DOCUMENT PASSAGE |
Report a traffic anomaly when the time needed to travel from one stop to the next exceeds the expected time by some orders of magnitude.
Report a noisy sensor when the bus moves while it is at stop.
Report a noisy sensor when the bus seems to move with extreme speed.

The rules that we used for the SCATS Data are simple, but as described later in Sect. 4 are able to identify accurately traffic congestion. More specifically, we defined the following rules:

Raise a traffic alarm when the moving average of the streaming values of the degree of saturation exceeds a predefined threshold.
Report a faulty sensor if one is identified to variate significantly from its neighbors.

3.2 Building a Pipeline for Twitter Monitoring

Twitter was successfully used to detect meaningful events exploiting users as human sensors. Examples include the detection of earthquakes [31], floods [32], or even crimes [21]. We build a monitoring pipeline that utilizes Twitter to detect events of interest.

Usually when researchers perform topic-specific event detection on Twitter stream they query tweets containing particular keywords, generated by a specific user or located at a particular area, respecting at the same time the Twitter API constraints [35]. A great challenge that arises is how to use the Twitter’s query filters efficiently in order to acquire more topic related tweets. Thus, we develop a Twitter Fetcher that is responsible to gather tweets relevant to a given topic by tracking a dynamic set of keywords, users and locations and then forward them to the pipeline. The set of keywords and users is dynamically updated aiming to maximize the topic coverage. Another challenge is the fact that many messages do not contain location information. That said, a Geotagger able to assign exact GPS coordinates exploiting a tweet’s text is the next pipeline component. Following the approach described in [8] and using the OpenStreetMap API [28] and Lucene, [23] the Geotagger assigns GPS coordinates according to road and POI references in tweets. The resulting set of geotagged tweets should be filtered and only the relevant tweets should be kept. In order to accomplish that a Text Classifier is used as the last unit of our pipeline. We used SVM to classify the incoming tweets, using as features the tweet’s TF-IDF weighted vector, and the existence or absence of roads or POIs references. We tuned the classifier using an annotated dataset and under 10-fold cross validation we achieved an F-Measure of \(88.3\,\%\), a Precision of \(93\,\%\) and a Recall of \(84.2\,\%\). The output of this pipeline is stored to a MongoDB instance for further usage and post-processing (Fig. 6).

DATA SECTION |
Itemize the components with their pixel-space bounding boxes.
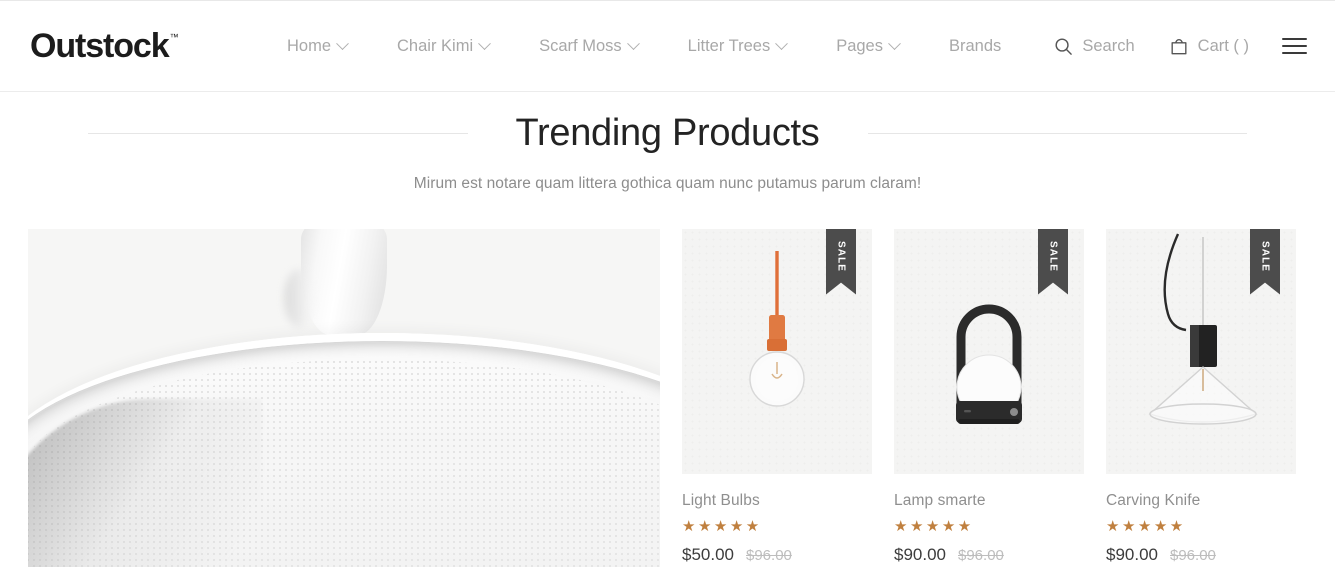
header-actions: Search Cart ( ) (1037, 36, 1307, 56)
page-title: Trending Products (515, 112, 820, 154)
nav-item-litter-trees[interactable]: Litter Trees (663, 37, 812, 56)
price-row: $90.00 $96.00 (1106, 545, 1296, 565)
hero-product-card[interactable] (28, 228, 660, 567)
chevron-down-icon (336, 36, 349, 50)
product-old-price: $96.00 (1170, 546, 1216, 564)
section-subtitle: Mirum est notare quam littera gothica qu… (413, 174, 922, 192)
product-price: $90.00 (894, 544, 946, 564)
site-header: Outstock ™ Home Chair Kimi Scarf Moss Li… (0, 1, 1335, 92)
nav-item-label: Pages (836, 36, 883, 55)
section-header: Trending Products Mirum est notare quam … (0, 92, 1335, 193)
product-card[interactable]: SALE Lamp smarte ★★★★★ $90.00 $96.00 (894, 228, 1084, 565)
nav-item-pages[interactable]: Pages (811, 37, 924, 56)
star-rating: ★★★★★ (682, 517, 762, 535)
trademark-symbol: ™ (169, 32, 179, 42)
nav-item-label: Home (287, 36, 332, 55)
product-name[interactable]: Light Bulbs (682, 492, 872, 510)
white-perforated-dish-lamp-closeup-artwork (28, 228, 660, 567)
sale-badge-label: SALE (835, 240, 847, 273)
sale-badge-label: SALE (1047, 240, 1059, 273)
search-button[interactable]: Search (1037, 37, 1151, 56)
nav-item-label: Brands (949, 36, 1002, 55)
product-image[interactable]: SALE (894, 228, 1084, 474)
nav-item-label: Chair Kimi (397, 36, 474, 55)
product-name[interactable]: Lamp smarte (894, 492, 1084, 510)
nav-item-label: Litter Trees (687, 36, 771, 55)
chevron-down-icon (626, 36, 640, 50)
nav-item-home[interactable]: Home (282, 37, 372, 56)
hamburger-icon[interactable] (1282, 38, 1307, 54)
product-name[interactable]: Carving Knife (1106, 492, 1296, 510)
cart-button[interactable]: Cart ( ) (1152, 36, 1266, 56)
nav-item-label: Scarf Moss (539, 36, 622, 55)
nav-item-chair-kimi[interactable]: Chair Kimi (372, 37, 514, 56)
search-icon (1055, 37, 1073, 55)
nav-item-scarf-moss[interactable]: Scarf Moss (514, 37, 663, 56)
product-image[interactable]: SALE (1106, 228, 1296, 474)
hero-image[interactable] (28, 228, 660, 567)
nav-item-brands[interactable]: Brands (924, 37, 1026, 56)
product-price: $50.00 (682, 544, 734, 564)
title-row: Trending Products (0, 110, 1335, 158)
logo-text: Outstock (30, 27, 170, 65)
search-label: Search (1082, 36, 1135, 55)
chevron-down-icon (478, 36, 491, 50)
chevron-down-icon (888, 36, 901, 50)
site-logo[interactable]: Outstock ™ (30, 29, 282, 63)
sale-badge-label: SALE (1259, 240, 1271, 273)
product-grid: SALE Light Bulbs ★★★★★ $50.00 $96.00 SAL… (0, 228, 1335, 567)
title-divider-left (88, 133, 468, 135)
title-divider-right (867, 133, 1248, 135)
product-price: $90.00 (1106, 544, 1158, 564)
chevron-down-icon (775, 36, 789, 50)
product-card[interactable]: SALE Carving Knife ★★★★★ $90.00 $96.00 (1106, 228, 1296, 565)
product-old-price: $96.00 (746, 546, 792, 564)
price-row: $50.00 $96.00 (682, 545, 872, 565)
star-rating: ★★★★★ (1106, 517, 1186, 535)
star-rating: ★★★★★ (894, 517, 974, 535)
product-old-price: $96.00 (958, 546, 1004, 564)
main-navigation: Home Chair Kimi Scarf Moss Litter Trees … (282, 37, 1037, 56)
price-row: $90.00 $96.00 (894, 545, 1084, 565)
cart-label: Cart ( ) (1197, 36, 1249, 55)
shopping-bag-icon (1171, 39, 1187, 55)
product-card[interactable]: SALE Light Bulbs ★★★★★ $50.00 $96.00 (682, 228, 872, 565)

PROBLEMS TO WORK ON |
• A. According to the traffic-monitoring passage, what Precision did the tweet classifier reach under 10-fold cross validation?
• B. Quote the traffic-monitoring passage word for word, beginning at the words "Report a noisy sensor when the bus moves" and ending after "a predefined threshold.".
The material comes from a different source than the traffic-monitoring passage.

TASK ANSWERS |
• A. 93%

• B.
Report a noisy sensor when the bus moves while it is at stop.
Report a noisy sensor when the bus seems to move with extreme speed.

The rules that we used for the SCATS Data are simple, but as described later in Sect. 4 are able to identify accurately traffic congestion. More specifically, we defined the following rules:

Raise a traffic alarm when the moving average of the streaming values of the degree of saturation exceeds a predefined threshold.